>> Begin RECORDS PROVIDED
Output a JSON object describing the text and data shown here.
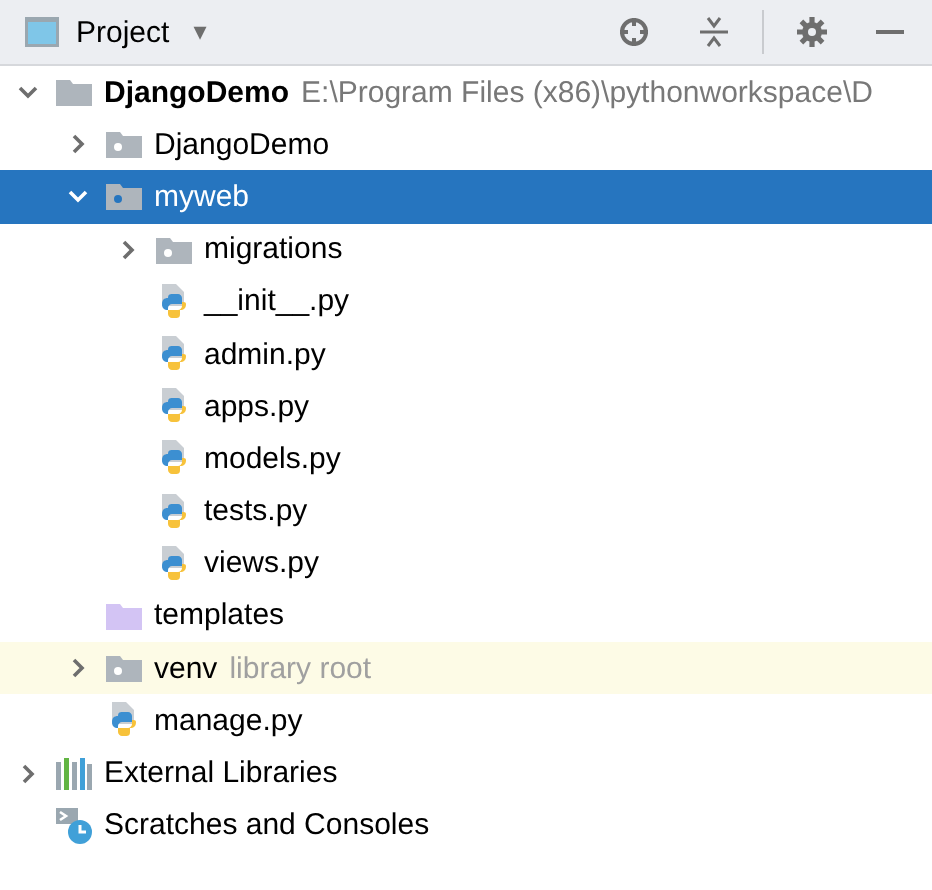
{
  "header": {
    "title": "Project",
    "dropdown_caret": "▾"
  },
  "tree": [
    {
      "kind": "project",
      "label": "DjangoDemo",
      "hint": "E:\\Program Files (x86)\\pythonworkspace\\D",
      "expanded": true,
      "selected": false,
      "highlighted": false,
      "children": [
        {
          "kind": "package",
          "label": "DjangoDemo",
          "expanded": false,
          "selected": false,
          "highlighted": false
        },
        {
          "kind": "package",
          "label": "myweb",
          "expanded": true,
          "selected": true,
          "highlighted": false,
          "children": [
            {
              "kind": "package",
              "label": "migrations",
              "expanded": false,
              "selected": false,
              "highlighted": false
            },
            {
              "kind": "python-file",
              "label": "__init__.py",
              "selected": false,
              "highlighted": false
            },
            {
              "kind": "python-file",
              "label": "admin.py",
              "selected": false,
              "highlighted": false
            },
            {
              "kind": "python-file",
              "label": "apps.py",
              "selected": false,
              "highlighted": false
            },
            {
              "kind": "python-file",
              "label": "models.py",
              "selected": false,
              "highlighted": false
            },
            {
              "kind": "python-file",
              "label": "tests.py",
              "selected": false,
              "highlighted": false
            },
            {
              "kind": "python-file",
              "label": "views.py",
              "selected": false,
              "highlighted": false
            }
          ]
        },
        {
          "kind": "templates",
          "label": "templates",
          "selected": false,
          "highlighted": false
        },
        {
          "kind": "package",
          "label": "venv",
          "hint": "library root",
          "expanded": false,
          "selected": false,
          "highlighted": true
        },
        {
          "kind": "python-file",
          "label": "manage.py",
          "selected": false,
          "highlighted": false
        }
      ]
    },
    {
      "kind": "libraries",
      "label": "External Libraries",
      "expanded": false,
      "selected": false,
      "highlighted": false
    },
    {
      "kind": "scratches",
      "label": "Scratches and Consoles",
      "selected": false,
      "highlighted": false
    }
  ]
}
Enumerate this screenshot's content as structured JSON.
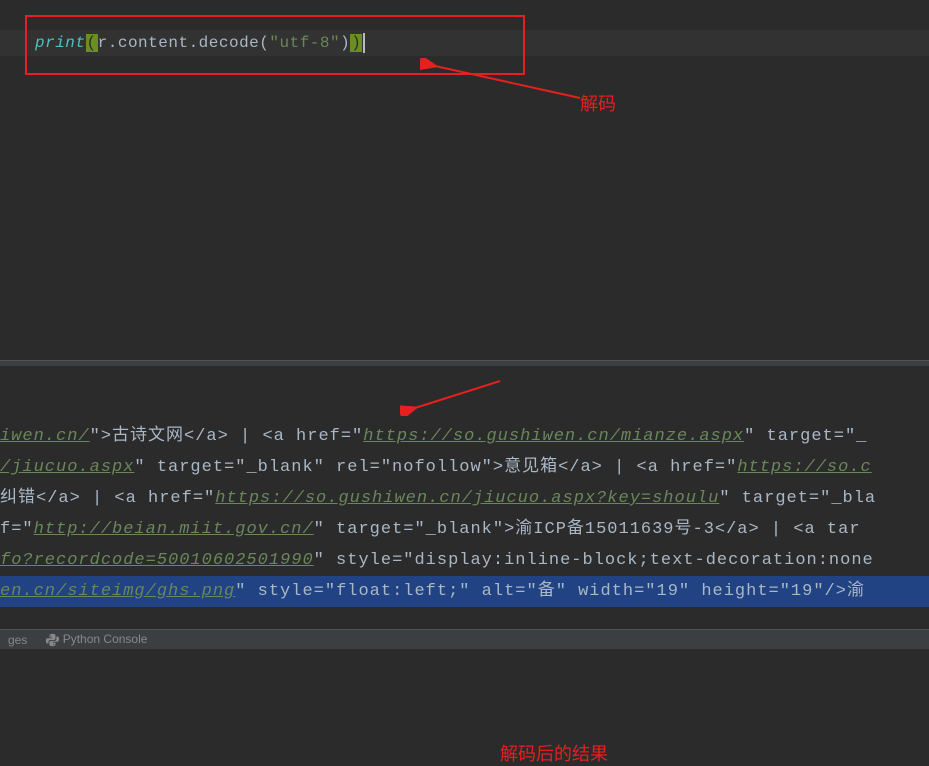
{
  "code": {
    "func": "print",
    "open_paren": "(",
    "var": "r",
    "dot1": ".",
    "prop1": "content",
    "dot2": ".",
    "method": "decode",
    "open_paren2": "(",
    "string": "\"utf-8\"",
    "close_paren2": ")",
    "close_paren": ")"
  },
  "annotations": {
    "decode_label": "解码",
    "result_label": "解码后的结果"
  },
  "output": {
    "line1_url": "iwen.cn/",
    "line1_a": "\">古诗文网</a> | <a href=\"",
    "line1_url2": "https://so.gushiwen.cn/mianze.aspx",
    "line1_b": "\" target=\"_",
    "line2_url": "/jiucuo.aspx",
    "line2_a": "\" target=\"_blank\" rel=\"nofollow\">意见箱</a> | <a href=\"",
    "line2_url2": "https://so.c",
    "line3_a": "纠错</a> | <a href=\"",
    "line3_url": "https://so.gushiwen.cn/jiucuo.aspx?key=shoulu",
    "line3_b": "\" target=\"_bla",
    "line4_a": "f=\"",
    "line4_url": "http://beian.miit.gov.cn/",
    "line4_b": "\" target=\"_blank\">渝ICP备15011639号-3</a> | <a tar",
    "line5_url": "fo?recordcode=50010602501990",
    "line5_a": "\" style=\"display:inline-block;text-decoration:none",
    "line6_url": "en.cn/siteimg/ghs.png",
    "line6_a": "\" style=\"float:left;\" alt=\"备\" width=\"19\" height=\"19\"/>渝"
  },
  "bottom": {
    "item1": "ges",
    "item2": "Python Console"
  }
}
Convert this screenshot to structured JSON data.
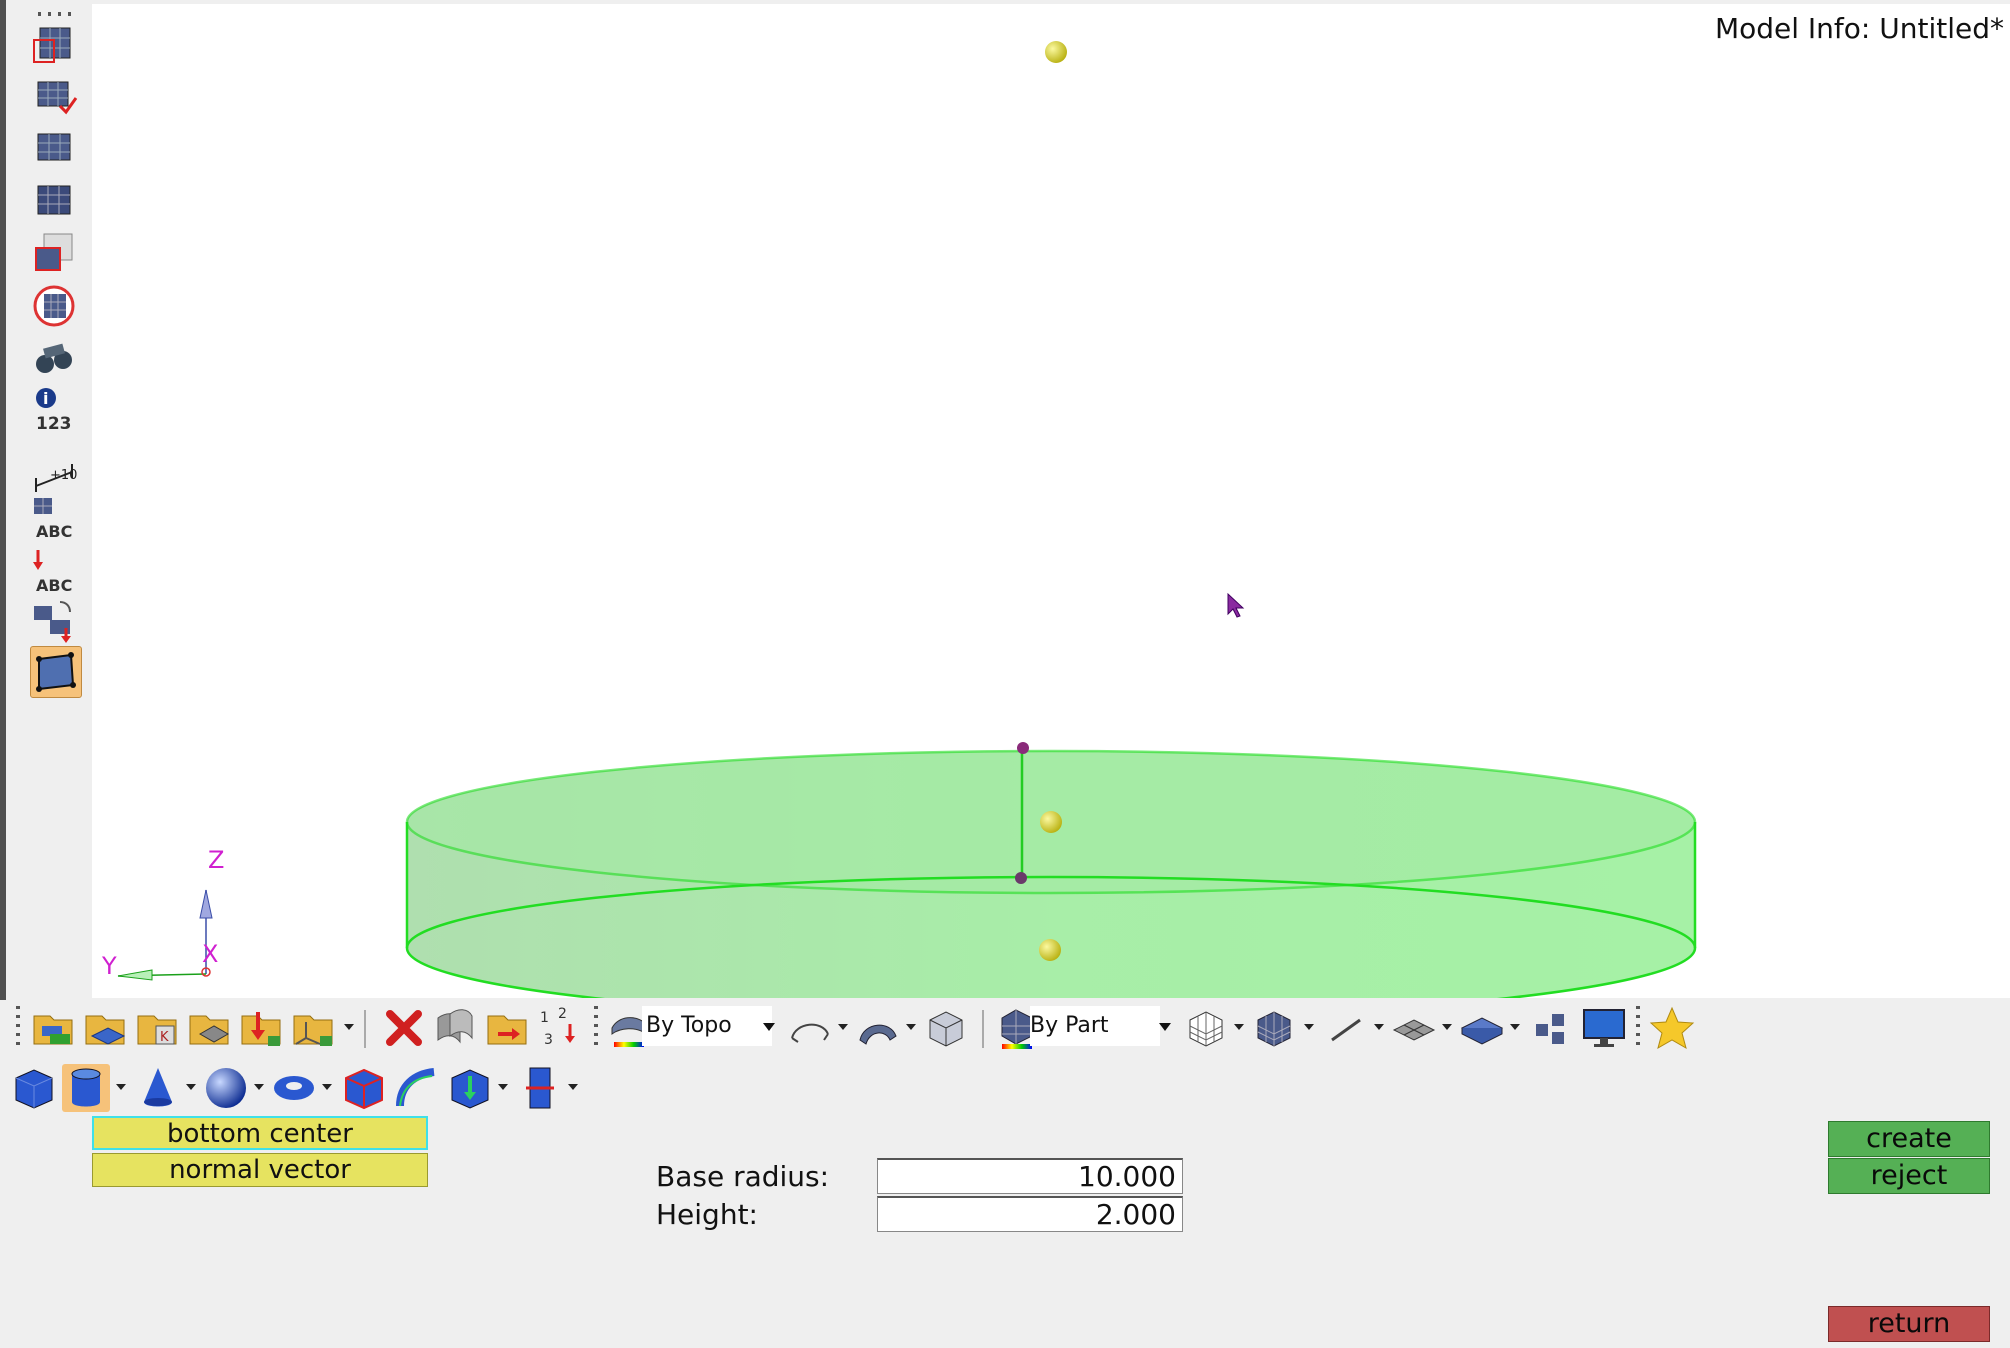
>> End RECORDS PROVIDED
WORK TO BE COMPLETED: Return the full material word for word. Do not include the pictures.

THE COMPLETED TASK:
Output a JSON object describing the text and data shown here.
{
  "header": {
    "title": "Project",
    "dropdown_caret": "▾"
  },
  "tree": [
    {
      "kind": "project",
      "label": "DjangoDemo",
      "hint": "E:\\Program Files (x86)\\pythonworkspace\\D",
      "expanded": true,
      "selected": false,
      "highlighted": false,
      "children": [
        {
          "kind": "package",
          "label": "DjangoDemo",
          "expanded": false,
          "selected": false,
          "highlighted": false
        },
        {
          "kind": "package",
          "label": "myweb",
          "expanded": true,
          "selected": true,
          "highlighted": false,
          "children": [
            {
              "kind": "package",
              "label": "migrations",
              "expanded": false,
              "selected": false,
              "highlighted": false
            },
            {
              "kind": "python-file",
              "label": "__init__.py",
              "selected": false,
              "highlighted": false
            },
            {
              "kind": "python-file",
              "label": "admin.py",
              "selected": false,
              "highlighted": false
            },
            {
              "kind": "python-file",
              "label": "apps.py",
              "selected": false,
              "highlighted": false
            },
            {
              "kind": "python-file",
              "label": "models.py",
              "selected": false,
              "highlighted": false
            },
            {
              "kind": "python-file",
              "label": "tests.py",
              "selected": false,
              "highlighted": false
            },
            {
              "kind": "python-file",
              "label": "views.py",
              "selected": false,
              "highlighted": false
            }
          ]
        },
        {
          "kind": "templates",
          "label": "templates",
          "selected": false,
          "highlighted": false
        },
        {
          "kind": "package",
          "label": "venv",
          "hint": "library root",
          "expanded": false,
          "selected": false,
          "highlighted": true
        },
        {
          "kind": "python-file",
          "label": "manage.py",
          "selected": false,
          "highlighted": false
        }
      ]
    },
    {
      "kind": "libraries",
      "label": "External Libraries",
      "expanded": false,
      "selected": false,
      "highlighted": false
    },
    {
      "kind": "scratches",
      "label": "Scratches and Consoles",
      "selected": false,
      "highlighted": false
    }
  ]
}
Enumerate this screenshot's content as structured JSON.
{
  "code": {
    "func": "print",
    "open_paren": "(",
    "var": "r",
    "dot1": ".",
    "prop1": "content",
    "dot2": ".",
    "method": "decode",
    "open_paren2": "(",
    "string": "\"utf-8\"",
    "close_paren2": ")",
    "close_paren": ")"
  },
  "annotations": {
    "decode_label": "解码",
    "result_label": "解码后的结果"
  },
  "output": {
    "line1_url": "iwen.cn/",
    "line1_a": "\">古诗文网</a> | <a href=\"",
    "line1_url2": "https://so.gushiwen.cn/mianze.aspx",
    "line1_b": "\" target=\"_",
    "line2_url": "/jiucuo.aspx",
    "line2_a": "\" target=\"_blank\" rel=\"nofollow\">意见箱</a> | <a href=\"",
    "line2_url2": "https://so.c",
    "line3_a": "纠错</a> | <a href=\"",
    "line3_url": "https://so.gushiwen.cn/jiucuo.aspx?key=shoulu",
    "line3_b": "\" target=\"_bla",
    "line4_a": "f=\"",
    "line4_url": "http://beian.miit.gov.cn/",
    "line4_b": "\" target=\"_blank\">渝ICP备15011639号-3</a> | <a tar",
    "line5_url": "fo?recordcode=50010602501990",
    "line5_a": "\" style=\"display:inline-block;text-decoration:none",
    "line6_url": "en.cn/siteimg/ghs.png",
    "line6_a": "\" style=\"float:left;\" alt=\"备\" width=\"19\" height=\"19\"/>渝"
  },
  "bottom": {
    "item1": "ges",
    "item2": "Python Console"
  }
}
Convert this screenshot to structured JSON data.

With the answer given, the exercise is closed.